## BRIEF
Pick out each line containing the string "desc".

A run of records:

= = = = = = =

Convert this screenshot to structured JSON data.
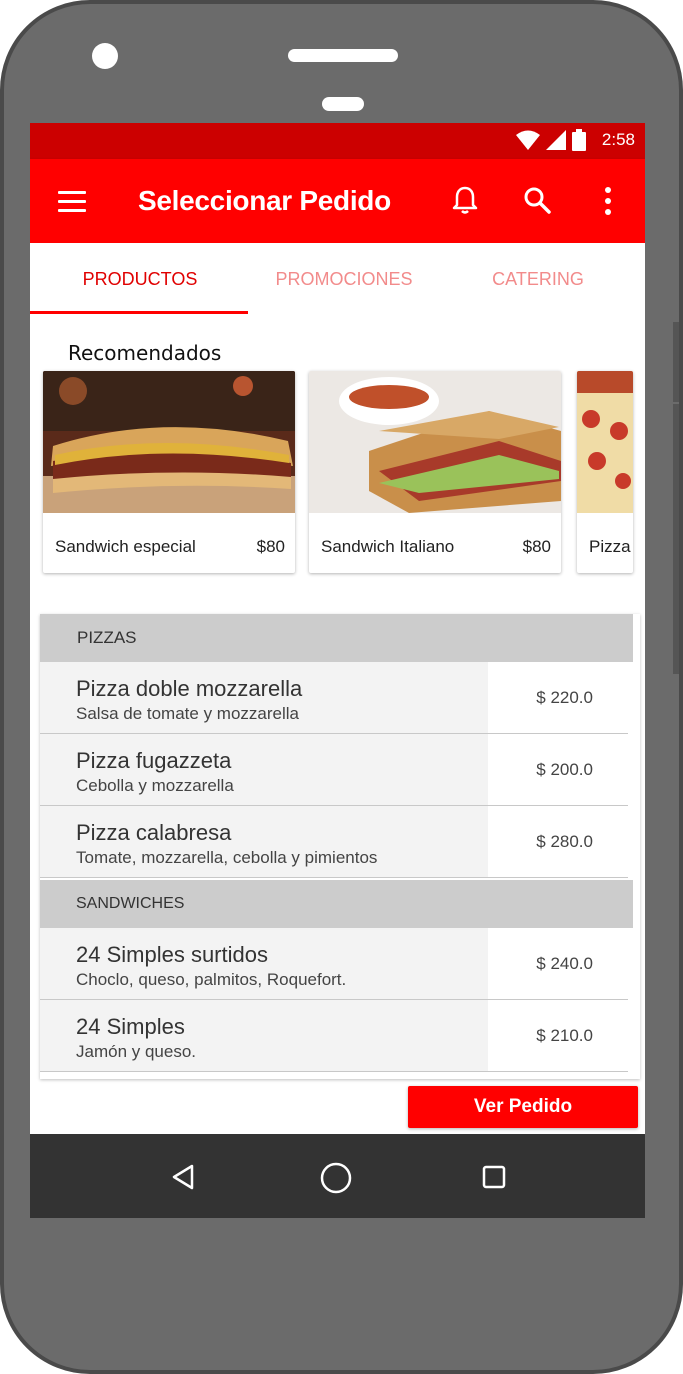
{
  "statusbar": {
    "time": "2:58"
  },
  "appbar": {
    "title": "Seleccionar Pedido"
  },
  "tabs": [
    {
      "label": "PRODUCTOS",
      "active": true
    },
    {
      "label": "PROMOCIONES",
      "active": false
    },
    {
      "label": "CATERING",
      "active": false
    }
  ],
  "recommended": {
    "title": "Recomendados",
    "cards": [
      {
        "name": "Sandwich especial",
        "price": "$80"
      },
      {
        "name": "Sandwich Italiano",
        "price": "$80"
      },
      {
        "name": "Pizza",
        "price": ""
      }
    ]
  },
  "menu": {
    "sections": [
      {
        "title": "PIZZAS",
        "items": [
          {
            "name": "Pizza doble mozzarella",
            "desc": "Salsa de tomate y mozzarella",
            "price": "$ 220.0"
          },
          {
            "name": "Pizza fugazzeta",
            "desc": "Cebolla y  mozzarella",
            "price": "$ 200.0"
          },
          {
            "name": "Pizza calabresa",
            "desc": "Tomate, mozzarella, cebolla y pimientos",
            "price": "$ 280.0"
          }
        ]
      },
      {
        "title": "SANDWICHES",
        "items": [
          {
            "name": "24 Simples surtidos",
            "desc": "Choclo, queso, palmitos, Roquefort.",
            "price": "$ 240.0"
          },
          {
            "name": "24 Simples",
            "desc": "Jamón y queso.",
            "price": "$ 210.0"
          }
        ]
      }
    ]
  },
  "actions": {
    "ver_pedido": "Ver Pedido"
  },
  "colors": {
    "primary": "#ff0000",
    "primary_dark": "#cc0000",
    "tab_inactive": "#f28b8b",
    "section_header": "#cccccc",
    "navbar": "#333333"
  },
  "icons": [
    "menu-icon",
    "bell-icon",
    "search-icon",
    "more-vert-icon",
    "wifi-icon",
    "signal-icon",
    "battery-icon",
    "back-icon",
    "home-icon",
    "recent-apps-icon"
  ]
}
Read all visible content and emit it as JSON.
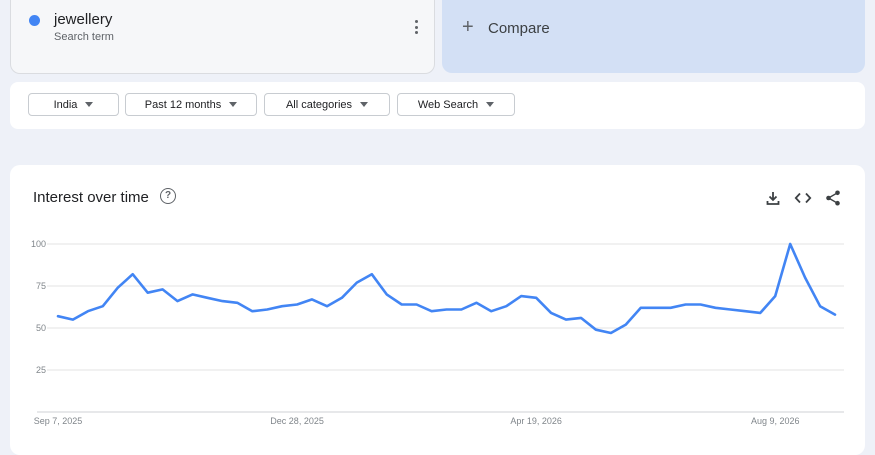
{
  "search_term": {
    "name": "jewellery",
    "subtitle": "Search term",
    "color": "#4285f4"
  },
  "compare": {
    "label": "Compare",
    "icon": "plus-icon"
  },
  "filters": [
    {
      "label": "India"
    },
    {
      "label": "Past 12 months"
    },
    {
      "label": "All categories"
    },
    {
      "label": "Web Search"
    }
  ],
  "chart_header": {
    "title": "Interest over time",
    "icons": [
      "help-icon",
      "download-icon",
      "embed-icon",
      "share-icon"
    ]
  },
  "chart_data": {
    "type": "line",
    "ylim": [
      0,
      100
    ],
    "yticks": [
      25,
      50,
      75,
      100
    ],
    "grid": true,
    "x_labels": [
      "Sep 7, 2025",
      "Dec 28, 2025",
      "Apr 19, 2026",
      "Aug 9, 2026"
    ],
    "series": [
      {
        "color": "#4285f4",
        "values": [
          57,
          55,
          60,
          63,
          74,
          82,
          71,
          73,
          66,
          70,
          68,
          66,
          65,
          60,
          61,
          63,
          64,
          67,
          63,
          68,
          77,
          82,
          70,
          64,
          64,
          60,
          61,
          61,
          65,
          60,
          63,
          69,
          68,
          59,
          55,
          56,
          49,
          47,
          52,
          62,
          62,
          62,
          64,
          64,
          62,
          61,
          60,
          59,
          69,
          100,
          80,
          63,
          58
        ]
      }
    ]
  }
}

= = = = = = =

## OUTPUT OF THE TASK
            "desc": "Salsa de tomate y mozzarella",
            "desc": "Cebolla y  mozzarella",
            "desc": "Tomate, mozzarella, cebolla y pimientos",
            "desc": "Choclo, queso, palmitos, Roquefort.",
            "desc": "Jamón y queso.",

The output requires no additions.